» Your instructions
Set each entry down verbatim, omitting images.

Chart and figure data
[start]

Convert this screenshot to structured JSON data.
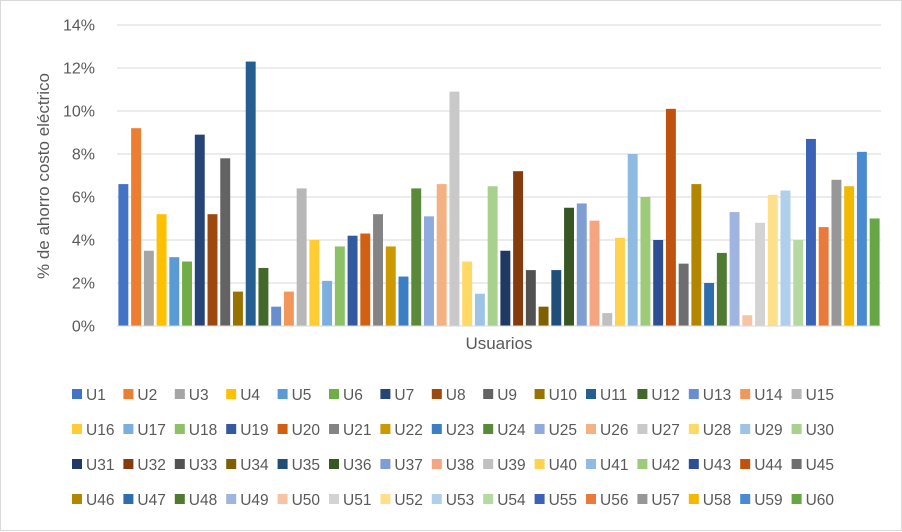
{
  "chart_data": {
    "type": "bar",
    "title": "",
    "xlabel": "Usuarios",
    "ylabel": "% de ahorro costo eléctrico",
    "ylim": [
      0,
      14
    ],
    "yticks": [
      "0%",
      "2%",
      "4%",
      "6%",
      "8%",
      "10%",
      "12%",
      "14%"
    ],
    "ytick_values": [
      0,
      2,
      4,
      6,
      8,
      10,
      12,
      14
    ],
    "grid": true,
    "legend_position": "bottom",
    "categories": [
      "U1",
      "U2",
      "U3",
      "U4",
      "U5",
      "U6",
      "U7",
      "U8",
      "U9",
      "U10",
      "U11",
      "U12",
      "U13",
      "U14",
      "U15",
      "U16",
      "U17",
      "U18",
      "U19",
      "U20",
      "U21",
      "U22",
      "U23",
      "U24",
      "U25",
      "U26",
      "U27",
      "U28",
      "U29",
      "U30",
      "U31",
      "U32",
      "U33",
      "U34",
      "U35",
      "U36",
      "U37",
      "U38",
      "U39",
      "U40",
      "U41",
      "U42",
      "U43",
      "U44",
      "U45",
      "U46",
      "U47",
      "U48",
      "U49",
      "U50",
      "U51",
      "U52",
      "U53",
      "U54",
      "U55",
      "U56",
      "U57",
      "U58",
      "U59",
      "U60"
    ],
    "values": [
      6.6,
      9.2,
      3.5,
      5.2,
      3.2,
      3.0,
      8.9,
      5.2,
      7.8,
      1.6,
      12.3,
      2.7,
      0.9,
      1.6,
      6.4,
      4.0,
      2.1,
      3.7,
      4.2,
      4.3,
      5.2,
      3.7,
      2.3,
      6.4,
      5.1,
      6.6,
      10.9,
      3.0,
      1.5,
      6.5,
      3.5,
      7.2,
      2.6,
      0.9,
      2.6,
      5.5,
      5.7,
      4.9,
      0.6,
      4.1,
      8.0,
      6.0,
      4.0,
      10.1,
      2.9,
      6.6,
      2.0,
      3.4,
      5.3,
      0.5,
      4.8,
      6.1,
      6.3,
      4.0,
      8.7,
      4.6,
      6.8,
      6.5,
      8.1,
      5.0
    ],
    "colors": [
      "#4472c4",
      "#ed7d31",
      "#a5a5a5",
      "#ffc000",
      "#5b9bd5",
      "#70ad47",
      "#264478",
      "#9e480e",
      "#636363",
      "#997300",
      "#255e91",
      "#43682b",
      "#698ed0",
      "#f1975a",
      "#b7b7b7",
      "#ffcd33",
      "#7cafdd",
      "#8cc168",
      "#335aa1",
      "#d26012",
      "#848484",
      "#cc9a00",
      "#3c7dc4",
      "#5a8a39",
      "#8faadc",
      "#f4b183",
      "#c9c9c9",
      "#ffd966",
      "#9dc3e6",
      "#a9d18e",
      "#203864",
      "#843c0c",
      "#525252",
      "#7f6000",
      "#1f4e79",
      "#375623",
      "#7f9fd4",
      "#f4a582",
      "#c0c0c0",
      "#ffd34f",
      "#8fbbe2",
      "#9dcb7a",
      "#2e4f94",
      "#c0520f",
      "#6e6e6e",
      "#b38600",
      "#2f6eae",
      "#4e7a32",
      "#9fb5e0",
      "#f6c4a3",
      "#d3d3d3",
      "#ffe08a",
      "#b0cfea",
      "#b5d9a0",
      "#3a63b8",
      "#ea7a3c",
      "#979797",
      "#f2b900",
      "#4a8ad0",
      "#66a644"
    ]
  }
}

[end]

» Task answer
Convert this screenshot to structured JSON data.
{
  "chart_data": {
    "type": "bar",
    "title": "",
    "xlabel": "Usuarios",
    "ylabel": "% de ahorro costo eléctrico",
    "ylim": [
      0,
      14
    ],
    "yticks": [
      "0%",
      "2%",
      "4%",
      "6%",
      "8%",
      "10%",
      "12%",
      "14%"
    ],
    "ytick_values": [
      0,
      2,
      4,
      6,
      8,
      10,
      12,
      14
    ],
    "grid": true,
    "legend_position": "bottom",
    "categories": [
      "U1",
      "U2",
      "U3",
      "U4",
      "U5",
      "U6",
      "U7",
      "U8",
      "U9",
      "U10",
      "U11",
      "U12",
      "U13",
      "U14",
      "U15",
      "U16",
      "U17",
      "U18",
      "U19",
      "U20",
      "U21",
      "U22",
      "U23",
      "U24",
      "U25",
      "U26",
      "U27",
      "U28",
      "U29",
      "U30",
      "U31",
      "U32",
      "U33",
      "U34",
      "U35",
      "U36",
      "U37",
      "U38",
      "U39",
      "U40",
      "U41",
      "U42",
      "U43",
      "U44",
      "U45",
      "U46",
      "U47",
      "U48",
      "U49",
      "U50",
      "U51",
      "U52",
      "U53",
      "U54",
      "U55",
      "U56",
      "U57",
      "U58",
      "U59",
      "U60"
    ],
    "values": [
      6.6,
      9.2,
      3.5,
      5.2,
      3.2,
      3.0,
      8.9,
      5.2,
      7.8,
      1.6,
      12.3,
      2.7,
      0.9,
      1.6,
      6.4,
      4.0,
      2.1,
      3.7,
      4.2,
      4.3,
      5.2,
      3.7,
      2.3,
      6.4,
      5.1,
      6.6,
      10.9,
      3.0,
      1.5,
      6.5,
      3.5,
      7.2,
      2.6,
      0.9,
      2.6,
      5.5,
      5.7,
      4.9,
      0.6,
      4.1,
      8.0,
      6.0,
      4.0,
      10.1,
      2.9,
      6.6,
      2.0,
      3.4,
      5.3,
      0.5,
      4.8,
      6.1,
      6.3,
      4.0,
      8.7,
      4.6,
      6.8,
      6.5,
      8.1,
      5.0
    ],
    "colors": [
      "#4472c4",
      "#ed7d31",
      "#a5a5a5",
      "#ffc000",
      "#5b9bd5",
      "#70ad47",
      "#264478",
      "#9e480e",
      "#636363",
      "#997300",
      "#255e91",
      "#43682b",
      "#698ed0",
      "#f1975a",
      "#b7b7b7",
      "#ffcd33",
      "#7cafdd",
      "#8cc168",
      "#335aa1",
      "#d26012",
      "#848484",
      "#cc9a00",
      "#3c7dc4",
      "#5a8a39",
      "#8faadc",
      "#f4b183",
      "#c9c9c9",
      "#ffd966",
      "#9dc3e6",
      "#a9d18e",
      "#203864",
      "#843c0c",
      "#525252",
      "#7f6000",
      "#1f4e79",
      "#375623",
      "#7f9fd4",
      "#f4a582",
      "#c0c0c0",
      "#ffd34f",
      "#8fbbe2",
      "#9dcb7a",
      "#2e4f94",
      "#c0520f",
      "#6e6e6e",
      "#b38600",
      "#2f6eae",
      "#4e7a32",
      "#9fb5e0",
      "#f6c4a3",
      "#d3d3d3",
      "#ffe08a",
      "#b0cfea",
      "#b5d9a0",
      "#3a63b8",
      "#ea7a3c",
      "#979797",
      "#f2b900",
      "#4a8ad0",
      "#66a644"
    ]
  }
}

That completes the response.